**The request**
Show every line of the records below that contains the word "infraestructura".

A block of data
══════════════════════════════

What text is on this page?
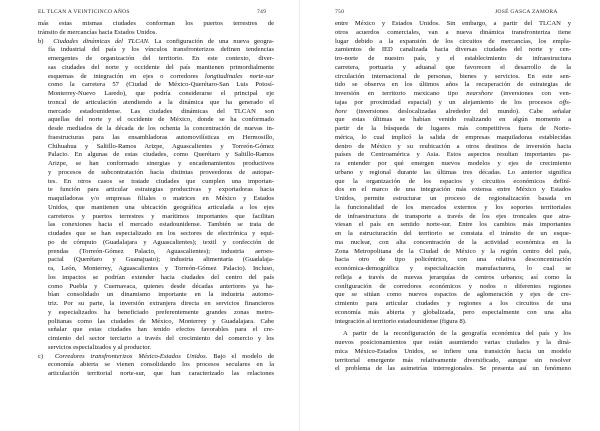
EL TLCAN A VEINTICINCO AÑOS	749
más estas mismas ciudades conforman los puertos terrestres de
tránsito de mercancías hacia Estados Unidos.
b) Ciudades dinámicas del TLCAN. La configuración de una nueva geogra-
fía industrial del país y los vínculos transfronterizos definen tendencias
emergentes de organización del territorio. En este contexto, diver-
sas ciudades del norte y occidente del país mantienen primordialmente
esquemas de integración en ejes o corredores longitudinales norte-sur
como la carretera 57 (Ciudad de México-Querétaro-San Luis Potosí-
Monterrey-Nuevo Laredo), que podría considerarse el principal eje
troncal de articulación atendiendo a la dinámica que ha generado el
mercado estadounidense. Las ciudades dinámicas del TLCAN son
aquellas del norte y el occidente de México, donde se ha conformado
desde mediados de la década de los ochenta la concentración de nuevas in-
fraestructuras para las ensambladoras automovilísticas en Hermosillo,
Chihuahua y Saltillo-Ramos Arizpe, Aguascalientes y Torreón-Gómez
Palacio. En algunas de estas ciudades, como Querétaro y Saltillo-Ramos
Arizpe, se han conformado sinergias y encadenamientos productivos
y procesos de subcontratación hacia distintas proveedoras de autopar-
tes. En otros casos se tratade ciudades que cumplen una importan-
te función para articular estrategias productivas y exportadoras hacia
maquiladoras y/o empresas filiales o matrices en México y Estados
Unidos, que mantienen una ubicación geográfica articulada a los ejes
carreteros y puertos terrestres y marítimos importantes que facilitan
las conexiones hacia el mercado estadounidense. También se trata de
ciudades que se han especializado en los sectores de electrónica y equi-
po de cómputo (Guadalajara y Aguascalientes); textil y confección de
prendas (Torreón-Gómez Palacio, Aguascalientes); industria aeroes-
pacial (Querétaro y Guanajuato); industria alimentaria (Guadalaja-
ra, León, Monterrey, Aguascalientes y Torreón-Gómez Palacio). Incluso,
los impactos se podrían extender hacia ciudades del centro del país
como Puebla y Cuernavaca, quienes desde décadas anteriores ya ha-
bían consolidado un dinamismo importante en la industria automo-
triz. Por su parte, la inversión extranjera directa en servicios financieros
y especializados ha beneficiado preferentemente grandes zonas metro-
politanas como las ciudades de México, Monterrey y Guadalajara. Cabe
señalar que estas ciudades han tenido efectos favorables para el cre-
cimiento del sector terciario a través del crecimiento del comercio y los
servicios especializados y al productor.
c) Corredores transfronterizos México-Estados Unidos. Bajo el modelo de
economía abierta se vienen consolidando los procesos seculares en la
articulación territorial norte-sur, que han caracterizado las relaciones
750	JOSÉ GASCA ZAMORA
entre México y Estados Unidos. Sin embargo, a partir del TLCAN y
otros acuerdos comerciales, van a nueva dinámica transfronteriza tiene
lugar debido a la expansión de los circuitos de mercancías, los empla-
zamientos de IED canalizada hacia diversas ciudades del norte y cen-
tro-norte de nuestro país, y el establecimiento de infraestructura
carretera, portuaria y aduanal que favorecen el desarrollo de la
circulación internacional de personas, bienes y servicios. En este sen-
tido se observa en los últimos años la recuperación de estrategias de
inversión en territorio mexicano tipo nearshore (inversiones con ven-
tajas por proximidad espacial) y un alejamiento de los procesos offs-
hore (inversiones deslocalizadas alrededor del mundo). Cabe señalar
que estas últimas se habían venido realizando en algún momento a
partir de la búsqueda de lugares más competitivos fuera de Norte-
mérica, lo cual implicó la salida de empresas maquiladoras establecidas
dentro de México y su reubicación a otros destinos de inversión hacia
países de Centroamérica y Asia. Estos aspectos resultan importantes pa-
ra entender por qué emergen nuevos modelos y ejes de crecimiento
urbano y regional durante las últimas tres décadas. Lo anterior significa
que la organización de los espacios y circuitos económicos definí-
dos en el marco de una integración más extensa entre México y Estados
Unidos, permite estructurar un proceso de regionalización basada en
la funcionalidad de los mercados externos y los soportes territoriales
de infraestructura de transporte a través de los ejes troncales que atra-
viesan el país en sentido norte-sur. Entre los cambios más importantes
en la estructuración del territorio se constata el tránsito de un esque-
ma nuclear, con alta concentración de la actividad económica en la
Zona Metropolitana de la Ciudad de México y la región centro del país,
hacia otro de tipo policéntrico, con una relativa desconcentración
económica-demográfica y especialización manufacturera, lo cual se
refleja a través de nuevas jerarquías de centros urbanos; así como la
configuración de corredores económicos y nodos o diferentes regiones
que se sitúan como nuevos espacios de aglomeración y ejes de cre-
cimiento para articular ciudades y regiones a los circuitos de una
economía más abierta y globalizada, pero especialmente con una alta
integración al territorio estadounidense (figura 8).
A partir de la reconfiguración de la geografía económica del país y los
nuevos posicionamientos que están asumiendo varias ciudades y la diná-
mica México-Estados Unidos, se infiere una transición hacia un modelo
territorial emergente más relativamente diversificado, aunque sin resolver
el problema de las asimetrías interregionales. Se presenta así un fenómeno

══════════════════════════════

**Solution**
tro-norte de nuestro país, y el establecimiento de infraestructura
de infraestructura de transporte a través de los ejes troncales que atra-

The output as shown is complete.